— Что это такое? — спросила я.
— Ein Schiff ist kaput!![3] — отвечали они, переглянулись и замолчали.
И я знала, что они подумали то же, что и я. Да, это мазут с погибшего корабля. Взорванного. Если бы просто утонул, не вытек бы мазут. Чей? Свой? Чужой? Из какого далека принес океан эту черную весть, черную кровь корабля, разлив ее по всему берегу?
Вечером я пошла одна на пляж. Села на скамейку. Недалеко от меня сидели три немца. Разговаривали весело, судя по звуку голоса — слова до меня не долетали. Было почти темно. Звезд видно не было. Туманная мгла покрывала и небо, и море. Только там, где выступали из воды острые ребра подводных скал, металась, полоскалась белесым платком невысокая пена прибоя. И вот показалось мне, будто там, около дальней скалы, быстро взметнулись широко раскинутые руки. Точно выплеснуло кого-то из черной воды. Взметнулось и исчезло. И вот и у другого камня, левее, взметнулись такие же руки, широко раскинулись и исчезли. И снова на прежнем месте. И вот еще ближе к берегу. И все это так быстро, едва можно уловить движение, почти не улавливая формы.

# [Выдержка из данных]

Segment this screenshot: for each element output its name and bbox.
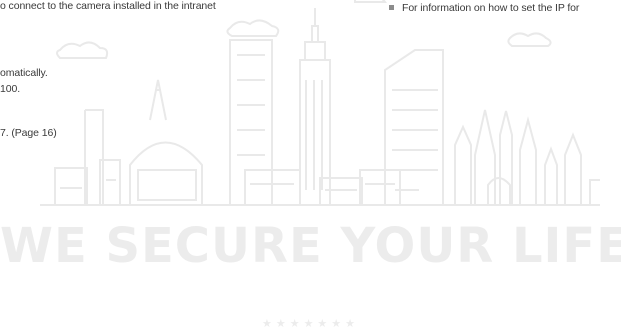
left-text-line: 100.	[0, 83, 21, 95]
watermark-stars: ★★★★★★★	[261, 317, 360, 330]
left-text-line: omatically.	[0, 67, 48, 79]
left-text-line: o connect to the camera installed in the…	[0, 0, 216, 12]
right-bullet-text: For information on how to set the IP for	[402, 2, 580, 14]
left-text-line: 7. (Page 16)	[0, 127, 57, 139]
bullet-icon	[389, 5, 394, 10]
city-skyline-watermark	[40, 0, 600, 206]
right-bullet-item: For information on how to set the IP for	[389, 2, 579, 14]
watermark-tagline: WE SECURE YOUR LIFE	[0, 218, 621, 274]
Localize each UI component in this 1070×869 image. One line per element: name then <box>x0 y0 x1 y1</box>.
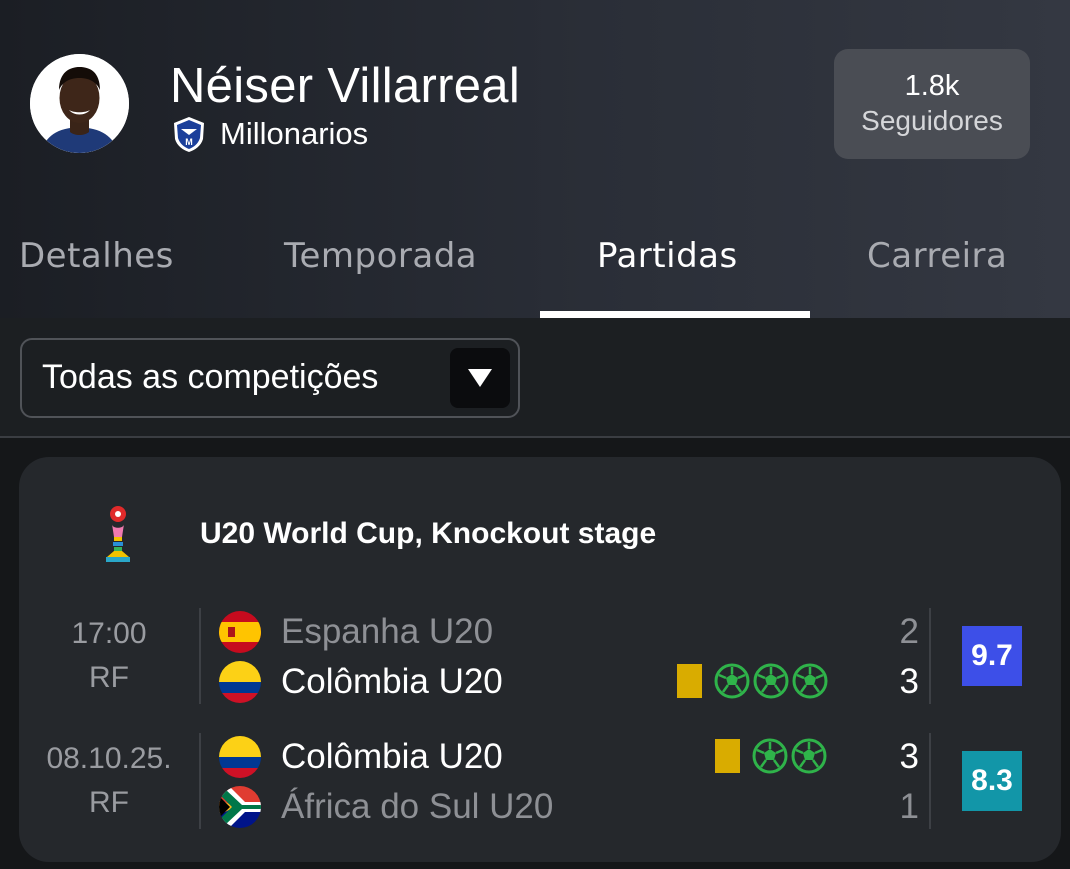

# [Задания]
• a. Сколько немцев сидело вечером на пляже недалеко от скамейки, судя по отрывку?
• b. Выпишите из отрывка все вопросы абзаца, который начинается словами «И я знала».
• c. Продолжите отрывок о вечере у моря, начиная сразу после его последнего предложения.
Данные здесь ни при чём.

# [Ответы ниже]
• a. Три.

• b. «Чей?», «Свой?», «Чужой?», «Из какого далека принес океан эту черную весть, черную кровь корабля, разлив ее по всему берегу?»

• c.
И вдруг веселые солдаты замолчали. Сразу. Точно оборвали. И совсем затихли, не шевелятся. И чувствовалось, что они тоже смотрят и тоже видят. И такая неизъяснимая жуткая тоска была в этой медленно спускающейся тусклой ночи и в этих испуганно замолкших людях, которым кажется — конечно, кажется, — что из моря посылают им какой-то отчаянный призыв. И всему этому есть название, уже весь день мучившее меня, то, которое я слышала утром, — «Ein Schiff ist kaput».
Вот это что: «Ein Schiff ist kaput». Немцы встали и молча быстро, все ускоряя шаги, ушли. Мы тогда еще жили в «Мезон Баск». Возвращаясь к себе, я проходила мимо комнаты Мережковских. Голос Дмитрия Сергеевича гудел на весь коридор:
— Зина, ты к ней стучалась три раза. Она просто не хочет тебя впустить. Куда же она могла уйти так поздно?
Я поняла, что речь идет обо мне, постучала и вошла.
Мережковский сидел с полицейским романом. Гиппиус расчесывала свои русалочьи волосы.
Я взволнованно рассказала о ночи, о море, о пене прибоя, как зовущие руки, о смолкших солдатах.
Мережковский на минуту оторвался от чтения:
— Чего же здесь удивительного? Это просто были мертвецы.
— Ну конечно, — спокойно подтвердила Зинаида Николаевна. — Ведь они же утонули. Это и были утопленники.
— Ее удивляет, что мертвецы протягивают руки!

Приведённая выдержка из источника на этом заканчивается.